**Goal of the exercise**
Reproduce each of the lines word for word.

**Supplied data**
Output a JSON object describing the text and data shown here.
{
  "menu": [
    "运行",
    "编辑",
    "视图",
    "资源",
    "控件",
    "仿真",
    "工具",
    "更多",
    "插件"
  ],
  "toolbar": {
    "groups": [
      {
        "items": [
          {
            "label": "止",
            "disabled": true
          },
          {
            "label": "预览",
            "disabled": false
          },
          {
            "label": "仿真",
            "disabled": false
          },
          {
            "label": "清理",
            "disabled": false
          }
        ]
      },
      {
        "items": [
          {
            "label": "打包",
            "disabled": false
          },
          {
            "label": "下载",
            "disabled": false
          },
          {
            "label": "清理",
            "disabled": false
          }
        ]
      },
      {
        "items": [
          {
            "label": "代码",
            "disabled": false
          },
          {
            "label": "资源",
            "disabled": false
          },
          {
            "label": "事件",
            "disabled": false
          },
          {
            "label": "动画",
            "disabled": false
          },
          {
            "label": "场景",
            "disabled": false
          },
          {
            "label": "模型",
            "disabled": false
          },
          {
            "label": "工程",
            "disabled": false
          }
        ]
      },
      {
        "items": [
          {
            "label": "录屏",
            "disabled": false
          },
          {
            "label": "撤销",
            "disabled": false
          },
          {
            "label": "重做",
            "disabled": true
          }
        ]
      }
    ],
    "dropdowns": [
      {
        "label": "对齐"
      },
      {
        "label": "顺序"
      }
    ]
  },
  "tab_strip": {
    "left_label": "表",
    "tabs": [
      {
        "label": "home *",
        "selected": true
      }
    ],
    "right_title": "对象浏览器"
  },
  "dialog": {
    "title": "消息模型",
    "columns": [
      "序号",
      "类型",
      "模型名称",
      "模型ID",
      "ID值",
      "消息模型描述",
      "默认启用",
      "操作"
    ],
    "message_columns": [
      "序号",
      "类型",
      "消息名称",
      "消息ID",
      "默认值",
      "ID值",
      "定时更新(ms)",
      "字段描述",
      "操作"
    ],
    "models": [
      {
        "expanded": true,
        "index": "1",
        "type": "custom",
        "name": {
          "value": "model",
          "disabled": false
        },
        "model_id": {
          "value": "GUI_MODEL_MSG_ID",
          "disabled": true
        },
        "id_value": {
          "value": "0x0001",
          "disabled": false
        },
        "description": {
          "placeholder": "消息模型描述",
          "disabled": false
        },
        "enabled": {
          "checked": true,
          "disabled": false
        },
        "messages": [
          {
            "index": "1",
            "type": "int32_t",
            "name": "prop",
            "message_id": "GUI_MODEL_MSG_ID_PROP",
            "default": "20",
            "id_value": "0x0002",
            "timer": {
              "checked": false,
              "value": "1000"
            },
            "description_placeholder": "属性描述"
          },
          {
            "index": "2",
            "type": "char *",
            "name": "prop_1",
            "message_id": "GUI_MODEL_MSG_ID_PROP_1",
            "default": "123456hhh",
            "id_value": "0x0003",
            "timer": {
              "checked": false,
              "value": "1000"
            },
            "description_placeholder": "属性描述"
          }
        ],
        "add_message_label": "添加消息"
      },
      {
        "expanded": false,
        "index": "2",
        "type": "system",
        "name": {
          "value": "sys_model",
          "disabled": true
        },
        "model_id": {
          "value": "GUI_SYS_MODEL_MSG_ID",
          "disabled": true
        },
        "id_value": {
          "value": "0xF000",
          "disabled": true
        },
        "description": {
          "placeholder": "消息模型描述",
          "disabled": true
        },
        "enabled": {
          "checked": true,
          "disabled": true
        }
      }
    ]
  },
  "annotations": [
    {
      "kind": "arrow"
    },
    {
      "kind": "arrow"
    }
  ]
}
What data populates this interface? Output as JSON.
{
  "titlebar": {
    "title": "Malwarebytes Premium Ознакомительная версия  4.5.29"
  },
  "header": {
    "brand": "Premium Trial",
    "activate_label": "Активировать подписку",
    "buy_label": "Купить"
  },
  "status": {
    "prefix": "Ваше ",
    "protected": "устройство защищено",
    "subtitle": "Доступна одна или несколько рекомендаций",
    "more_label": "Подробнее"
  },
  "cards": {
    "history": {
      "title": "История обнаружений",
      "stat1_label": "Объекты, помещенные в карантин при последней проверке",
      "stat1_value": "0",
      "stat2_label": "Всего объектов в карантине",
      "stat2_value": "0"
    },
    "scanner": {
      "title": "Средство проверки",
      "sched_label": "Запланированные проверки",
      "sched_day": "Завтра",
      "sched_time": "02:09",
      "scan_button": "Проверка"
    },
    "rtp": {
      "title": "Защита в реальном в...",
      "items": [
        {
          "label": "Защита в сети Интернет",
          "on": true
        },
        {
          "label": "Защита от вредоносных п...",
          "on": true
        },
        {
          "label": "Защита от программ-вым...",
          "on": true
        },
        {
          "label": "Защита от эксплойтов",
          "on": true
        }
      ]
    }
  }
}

**The output**
Output a JSON object describing the text and data shown here.
{
  "menu": [
    "运行",
    "编辑",
    "视图",
    "资源",
    "控件",
    "仿真",
    "工具",
    "更多",
    "插件"
  ],
  "toolbar": {
    "groups": [
      {
        "items": [
          {
            "label": "止",
            "disabled": true
          },
          {
            "label": "预览",
            "disabled": false
          },
          {
            "label": "仿真",
            "disabled": false
          },
          {
            "label": "清理",
            "disabled": false
          }
        ]
      },
      {
        "items": [
          {
            "label": "打包",
            "disabled": false
          },
          {
            "label": "下载",
            "disabled": false
          },
          {
            "label": "清理",
            "disabled": false
          }
        ]
      },
      {
        "items": [
          {
            "label": "代码",
            "disabled": false
          },
          {
            "label": "资源",
            "disabled": false
          },
          {
            "label": "事件",
            "disabled": false
          },
          {
            "label": "动画",
            "disabled": false
          },
          {
            "label": "场景",
            "disabled": false
          },
          {
            "label": "模型",
            "disabled": false
          },
          {
            "label": "工程",
            "disabled": false
          }
        ]
      },
      {
        "items": [
          {
            "label": "录屏",
            "disabled": false
          },
          {
            "label": "撤销",
            "disabled": false
          },
          {
            "label": "重做",
            "disabled": true
          }
        ]
      }
    ],
    "dropdowns": [
      {
        "label": "对齐"
      },
      {
        "label": "顺序"
      }
    ]
  },
  "tab_strip": {
    "left_label": "表",
    "tabs": [
      {
        "label": "home *",
        "selected": true
      }
    ],
    "right_title": "对象浏览器"
  },
  "dialog": {
    "title": "消息模型",
    "columns": [
      "序号",
      "类型",
      "模型名称",
      "模型ID",
      "ID值",
      "消息模型描述",
      "默认启用",
      "操作"
    ],
    "message_columns": [
      "序号",
      "类型",
      "消息名称",
      "消息ID",
      "默认值",
      "ID值",
      "定时更新(ms)",
      "字段描述",
      "操作"
    ],
    "models": [
      {
        "expanded": true,
        "index": "1",
        "type": "custom",
        "name": {
          "value": "model",
          "disabled": false
        },
        "model_id": {
          "value": "GUI_MODEL_MSG_ID",
          "disabled": true
        },
        "id_value": {
          "value": "0x0001",
          "disabled": false
        },
        "description": {
          "placeholder": "消息模型描述",
          "disabled": false
        },
        "enabled": {
          "checked": true,
          "disabled": false
        },
        "messages": [
          {
            "index": "1",
            "type": "int32_t",
            "name": "prop",
            "message_id": "GUI_MODEL_MSG_ID_PROP",
            "default": "20",
            "id_value": "0x0002",
            "timer": {
              "checked": false,
              "value": "1000"
            },
            "description_placeholder": "属性描述"
          },
          {
            "index": "2",
            "type": "char *",
            "name": "prop_1",
            "message_id": "GUI_MODEL_MSG_ID_PROP_1",
            "default": "123456hhh",
            "id_value": "0x0003",
            "timer": {
              "checked": false,
              "value": "1000"
            },
            "description_placeholder": "属性描述"
          }
        ],
        "add_message_label": "添加消息"
      },
      {
        "expanded": false,
        "index": "2",
        "type": "system",
        "name": {
          "value": "sys_model",
          "disabled": true
        },
        "model_id": {
          "value": "GUI_SYS_MODEL_MSG_ID",
          "disabled": true
        },
        "id_value": {
          "value": "0xF000",
          "disabled": true
        },
        "description": {
          "placeholder": "消息模型描述",
          "disabled": true
        },
        "enabled": {
          "checked": true,
          "disabled": true
        }
      }
    ]
  },
  "annotations": [
    {
      "kind": "arrow"
    },
    {
      "kind": "arrow"
    }
  ]
}
What data populates this interface? Output as JSON.
{
  "titlebar": {
    "title": "Malwarebytes Premium Ознакомительная версия  4.5.29"
  },
  "header": {
    "brand": "Premium Trial",
    "activate_label": "Активировать подписку",
    "buy_label": "Купить"
  },
  "status": {
    "prefix": "Ваше ",
    "protected": "устройство защищено",
    "subtitle": "Доступна одна или несколько рекомендаций",
    "more_label": "Подробнее"
  },
  "cards": {
    "history": {
      "title": "История обнаружений",
      "stat1_label": "Объекты, помещенные в карантин при последней проверке",
      "stat1_value": "0",
      "stat2_label": "Всего объектов в карантине",
      "stat2_value": "0"
    },
    "scanner": {
      "title": "Средство проверки",
      "sched_label": "Запланированные проверки",
      "sched_day": "Завтра",
      "sched_time": "02:09",
      "scan_button": "Проверка"
    },
    "rtp": {
      "title": "Защита в реальном в...",
      "items": [
        {
          "label": "Защита в сети Интернет",
          "on": true
        },
        {
          "label": "Защита от вредоносных п...",
          "on": true
        },
        {
          "label": "Защита от программ-вым...",
          "on": true
        },
        {
          "label": "Защита от эксплойтов",
          "on": true
        }
      ]
    }
  }
}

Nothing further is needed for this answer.